= Aim =
Repeat exactly the lines below from the line that contains "What does this" to the last line, inclusive, without the pictures.

= Stored rows =
--

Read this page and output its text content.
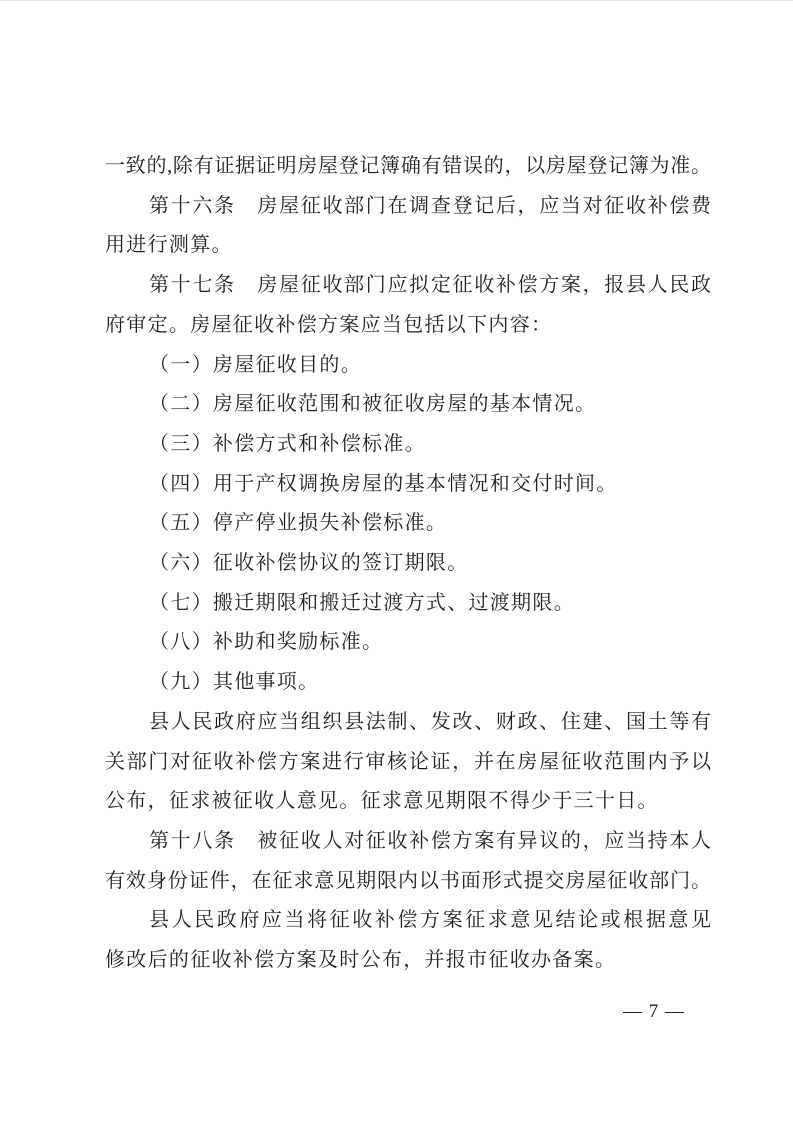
一致的,除有证据证明房屋登记簿确有错误的，以房屋登记簿为准。
第十六条　房屋征收部门在调查登记后，应当对征收补偿费
用进行测算。
第十七条　房屋征收部门应拟定征收补偿方案，报县人民政
府审定。房屋征收补偿方案应当包括以下内容：
（一）房屋征收目的。
（二）房屋征收范围和被征收房屋的基本情况。
（三）补偿方式和补偿标准。
（四）用于产权调换房屋的基本情况和交付时间。
（五）停产停业损失补偿标准。
（六）征收补偿协议的签订期限。
（七）搬迁期限和搬迁过渡方式、过渡期限。
（八）补助和奖励标准。
（九）其他事项。
县人民政府应当组织县法制、发改、财政、住建、国土等有
关部门对征收补偿方案进行审核论证，并在房屋征收范围内予以
公布，征求被征收人意见。征求意见期限不得少于三十日。
第十八条　被征收人对征收补偿方案有异议的，应当持本人
有效身份证件，在征求意见期限内以书面形式提交房屋征收部门。
县人民政府应当将征收补偿方案征求意见结论或根据意见
修改后的征收补偿方案及时公布，并报市征收办备案。
— 7 —
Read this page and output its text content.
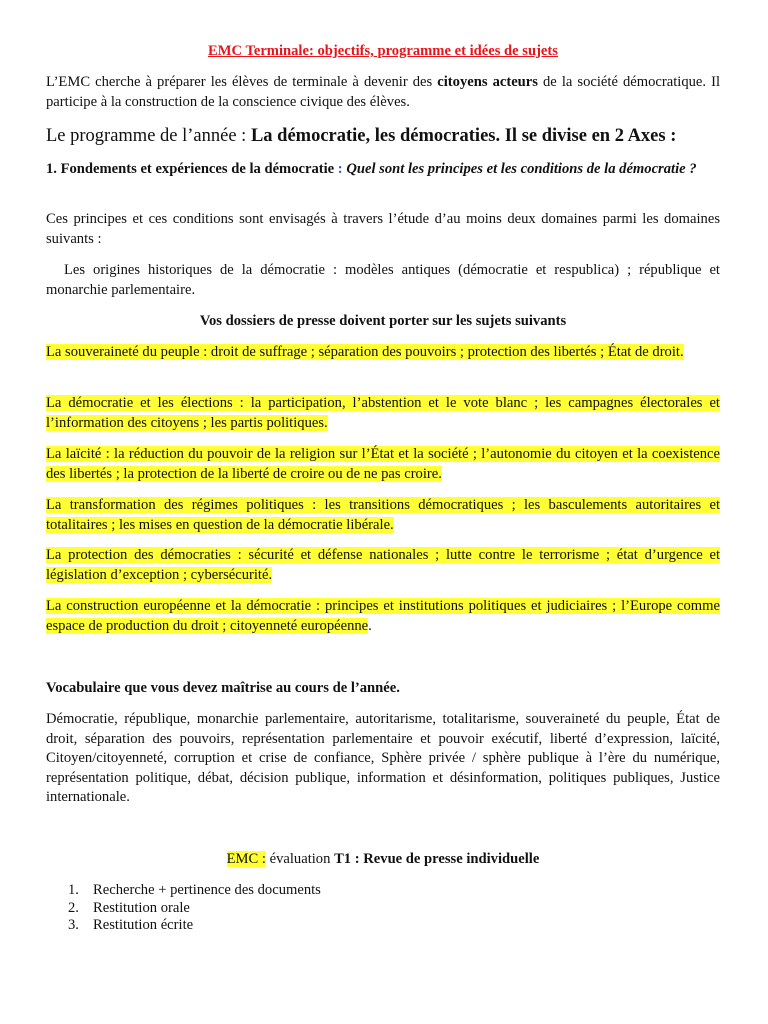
EMC Terminale: objectifs, programme et idées de sujets

L’EMC cherche à préparer les élèves de terminale à devenir des citoyens acteurs de la société démocratique. Il participe à la construction de la conscience civique des élèves.

Le programme de l’année : La démocratie, les démocraties. Il se divise en 2 Axes :

1. Fondements et expériences de la démocratie : Quel sont les principes et les conditions de la démocratie ?

Ces principes et ces conditions sont envisagés à travers l’étude d’au moins deux domaines parmi les domaines suivants :

Les origines historiques de la démocratie : modèles antiques (démocratie et respublica) ; république et monarchie parlementaire.

Vos dossiers de presse doivent porter sur les sujets suivants

La souveraineté du peuple : droit de suffrage ; séparation des pouvoirs ; protection des libertés ; État de droit.

La démocratie et les élections : la participation, l’abstention et le vote blanc ; les campagnes électorales et l’information des citoyens ; les partis politiques.

La laïcité : la réduction du pouvoir de la religion sur l’État et la société ; l’autonomie du citoyen et la coexistence des libertés ; la protection de la liberté de croire ou de ne pas croire.

La transformation des régimes politiques : les transitions démocratiques ; les basculements autoritaires et totalitaires ; les mises en question de la démocratie libérale.

La protection des démocraties : sécurité et défense nationales ; lutte contre le terrorisme ; état d’urgence et législation d’exception ; cybersécurité.

La construction européenne et la démocratie : principes et institutions politiques et judiciaires ; l’Europe comme espace de production du droit ; citoyenneté européenne.

Vocabulaire que vous devez maîtrise au cours de l’année.

Démocratie, république, monarchie parlementaire, autoritarisme, totalitarisme, souveraineté du peuple, État de droit, séparation des pouvoirs, représentation parlementaire et pouvoir exécutif, liberté d’expression, laïcité, Citoyen/citoyenneté, corruption et crise de confiance, Sphère privée / sphère publique à l’ère du numérique, représentation politique, débat, décision publique, information et désinformation, politiques publiques, Justice internationale.

EMC : évaluation T1 : Revue de presse individuelle

1. Recherche + pertinence des documents
2. Restitution orale
3. Restitution écrite
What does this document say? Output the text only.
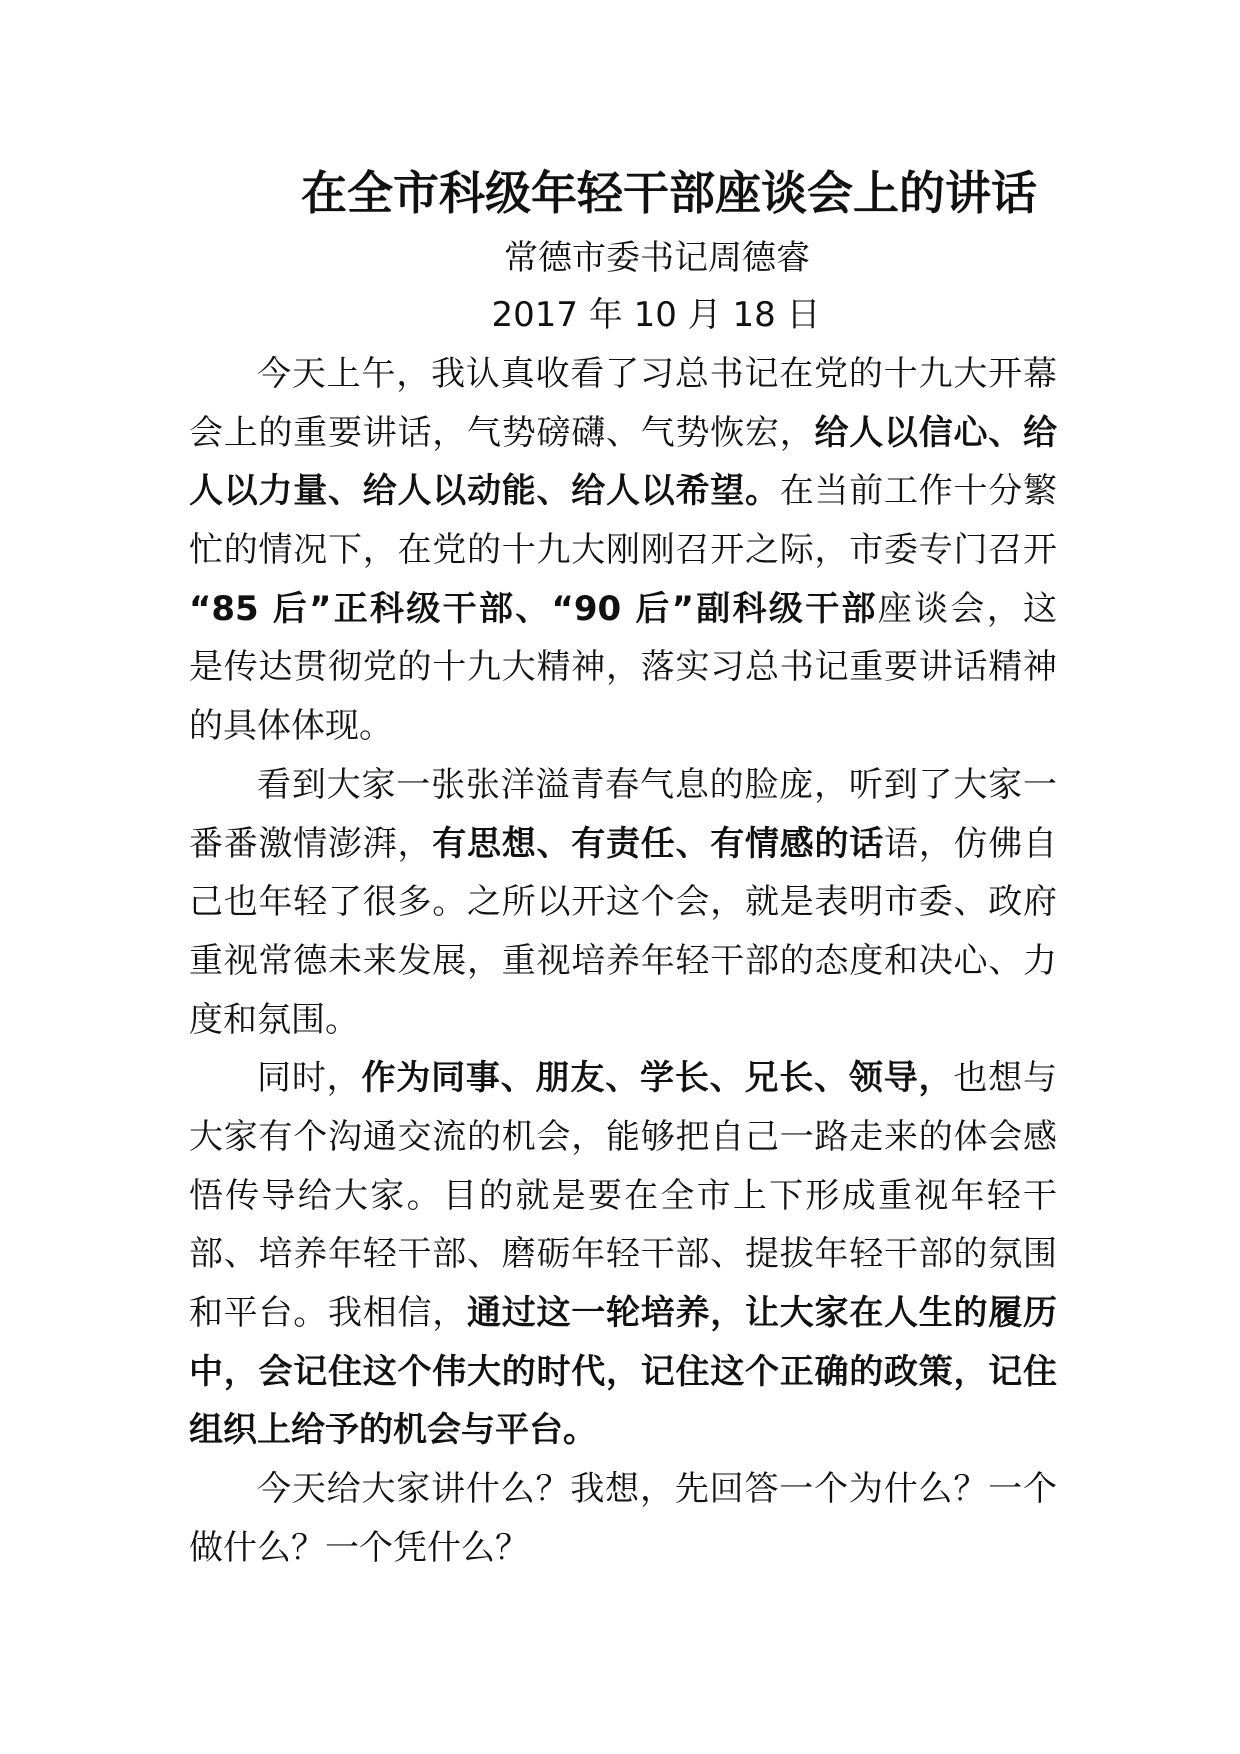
在全市科级年轻干部座谈会上的讲话
常德市委书记周德睿
2017 年 10 月 18 日
今天上午，我认真收看了习总书记在党的十九大开幕
会上的重要讲话，气势磅礴、气势恢宏，给人以信心、给
人以力量、给人以动能、给人以希望。在当前工作十分繁
忙的情况下，在党的十九大刚刚召开之际，市委专门召开
“85 后”正科级干部、“90 后”副科级干部座谈会，这
是传达贯彻党的十九大精神，落实习总书记重要讲话精神
的具体体现。
看到大家一张张洋溢青春气息的脸庞，听到了大家一
番番激情澎湃，有思想、有责任、有情感的话语，仿佛自
己也年轻了很多。之所以开这个会，就是表明市委、政府
重视常德未来发展，重视培养年轻干部的态度和决心、力
度和氛围。
同时，作为同事、朋友、学长、兄长、领导，也想与
大家有个沟通交流的机会，能够把自己一路走来的体会感
悟传导给大家。目的就是要在全市上下形成重视年轻干
部、培养年轻干部、磨砺年轻干部、提拔年轻干部的氛围
和平台。我相信，通过这一轮培养，让大家在人生的履历
中，会记住这个伟大的时代，记住这个正确的政策，记住
组织上给予的机会与平台。
今天给大家讲什么？我想，先回答一个为什么？一个
做什么？一个凭什么？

--

= Result below =
What does this document say? Output the text only.
在全市科级年轻干部座谈会上的讲话
常德市委书记周德睿
2017 年 10 月 18 日
今天上午，我认真收看了习总书记在党的十九大开幕
会上的重要讲话，气势磅礴、气势恢宏，给人以信心、给
人以力量、给人以动能、给人以希望。在当前工作十分繁
忙的情况下，在党的十九大刚刚召开之际，市委专门召开
“85 后”正科级干部、“90 后”副科级干部座谈会，这
是传达贯彻党的十九大精神，落实习总书记重要讲话精神
的具体体现。
看到大家一张张洋溢青春气息的脸庞，听到了大家一
番番激情澎湃，有思想、有责任、有情感的话语，仿佛自
己也年轻了很多。之所以开这个会，就是表明市委、政府
重视常德未来发展，重视培养年轻干部的态度和决心、力
度和氛围。
同时，作为同事、朋友、学长、兄长、领导，也想与
大家有个沟通交流的机会，能够把自己一路走来的体会感
悟传导给大家。目的就是要在全市上下形成重视年轻干
部、培养年轻干部、磨砺年轻干部、提拔年轻干部的氛围
和平台。我相信，通过这一轮培养，让大家在人生的履历
中，会记住这个伟大的时代，记住这个正确的政策，记住
组织上给予的机会与平台。
今天给大家讲什么？我想，先回答一个为什么？一个
做什么？一个凭什么？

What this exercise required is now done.